--- START OF Records supplied ---

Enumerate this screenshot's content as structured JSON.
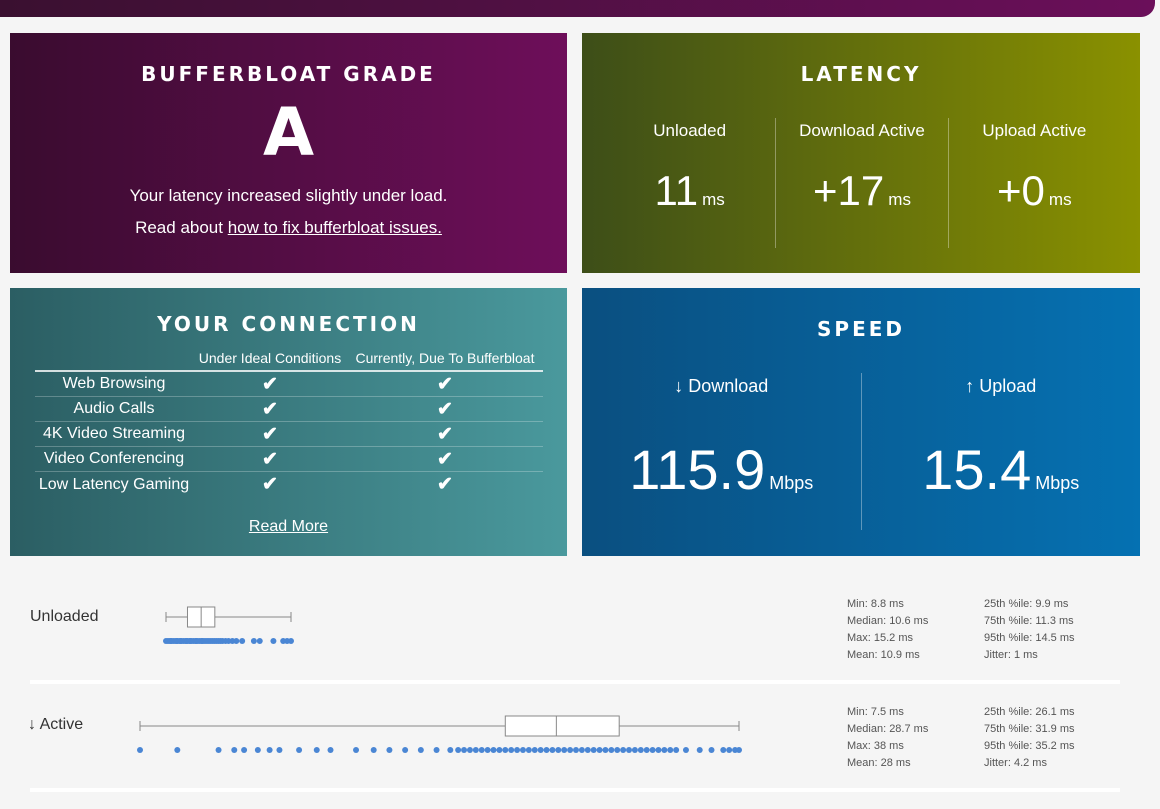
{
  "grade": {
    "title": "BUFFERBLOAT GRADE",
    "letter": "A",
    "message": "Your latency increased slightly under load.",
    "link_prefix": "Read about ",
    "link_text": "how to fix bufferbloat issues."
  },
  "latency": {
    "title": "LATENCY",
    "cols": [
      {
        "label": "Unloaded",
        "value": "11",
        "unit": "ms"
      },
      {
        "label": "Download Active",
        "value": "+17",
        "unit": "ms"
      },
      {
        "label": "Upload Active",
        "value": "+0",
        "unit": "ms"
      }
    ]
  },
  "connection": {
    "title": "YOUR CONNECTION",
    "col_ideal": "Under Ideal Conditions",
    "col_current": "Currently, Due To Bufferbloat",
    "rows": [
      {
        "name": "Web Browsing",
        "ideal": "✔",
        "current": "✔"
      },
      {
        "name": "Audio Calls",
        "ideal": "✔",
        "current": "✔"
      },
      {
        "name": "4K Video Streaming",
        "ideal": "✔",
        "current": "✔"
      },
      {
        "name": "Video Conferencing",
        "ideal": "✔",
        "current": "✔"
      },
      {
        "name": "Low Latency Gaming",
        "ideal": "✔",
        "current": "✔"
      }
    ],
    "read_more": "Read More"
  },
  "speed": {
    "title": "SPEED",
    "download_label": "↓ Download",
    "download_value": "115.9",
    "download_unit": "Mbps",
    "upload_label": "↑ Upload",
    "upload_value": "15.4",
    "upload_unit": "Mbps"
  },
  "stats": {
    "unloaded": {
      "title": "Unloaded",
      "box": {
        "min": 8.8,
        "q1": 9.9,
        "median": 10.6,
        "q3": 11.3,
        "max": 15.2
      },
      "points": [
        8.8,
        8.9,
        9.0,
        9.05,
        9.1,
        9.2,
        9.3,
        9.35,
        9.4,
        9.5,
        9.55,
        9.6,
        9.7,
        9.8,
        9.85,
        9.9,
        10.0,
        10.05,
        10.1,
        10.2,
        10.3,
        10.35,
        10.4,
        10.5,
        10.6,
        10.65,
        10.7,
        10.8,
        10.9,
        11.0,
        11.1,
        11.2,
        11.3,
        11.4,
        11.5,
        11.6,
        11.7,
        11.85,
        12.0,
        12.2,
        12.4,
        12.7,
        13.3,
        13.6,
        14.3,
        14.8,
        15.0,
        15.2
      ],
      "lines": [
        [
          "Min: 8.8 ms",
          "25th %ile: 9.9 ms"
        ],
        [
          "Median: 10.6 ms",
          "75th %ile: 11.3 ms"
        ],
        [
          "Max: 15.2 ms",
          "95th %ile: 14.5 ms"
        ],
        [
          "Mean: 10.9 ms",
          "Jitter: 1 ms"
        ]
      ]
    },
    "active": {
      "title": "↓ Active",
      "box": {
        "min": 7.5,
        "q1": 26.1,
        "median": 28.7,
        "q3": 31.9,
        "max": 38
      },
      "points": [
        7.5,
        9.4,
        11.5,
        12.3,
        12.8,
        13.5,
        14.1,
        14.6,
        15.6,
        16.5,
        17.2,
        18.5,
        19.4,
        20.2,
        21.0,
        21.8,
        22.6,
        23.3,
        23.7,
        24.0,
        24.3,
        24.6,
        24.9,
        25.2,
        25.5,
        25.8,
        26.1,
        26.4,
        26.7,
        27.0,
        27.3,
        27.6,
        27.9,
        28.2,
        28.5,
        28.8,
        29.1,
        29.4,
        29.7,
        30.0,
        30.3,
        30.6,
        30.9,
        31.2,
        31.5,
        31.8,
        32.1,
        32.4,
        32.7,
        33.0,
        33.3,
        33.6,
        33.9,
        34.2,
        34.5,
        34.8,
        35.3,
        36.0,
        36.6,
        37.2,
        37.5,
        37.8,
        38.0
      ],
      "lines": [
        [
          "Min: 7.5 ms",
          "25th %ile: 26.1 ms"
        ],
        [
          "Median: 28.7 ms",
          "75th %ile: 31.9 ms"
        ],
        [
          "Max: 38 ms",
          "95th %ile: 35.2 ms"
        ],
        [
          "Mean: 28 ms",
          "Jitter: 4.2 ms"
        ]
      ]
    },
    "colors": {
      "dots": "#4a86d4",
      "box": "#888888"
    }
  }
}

--- END OF Records supplied ---

| Task objective |
Wherever the word "title" occurs in a line of the listing, copy that line.

| Response for this exercise |
    "title": "BUFFERBLOAT GRADE",
    "title": "LATENCY",
    "title": "YOUR CONNECTION",
    "title": "SPEED",
      "title": "Unloaded",
      "title": "↓ Active",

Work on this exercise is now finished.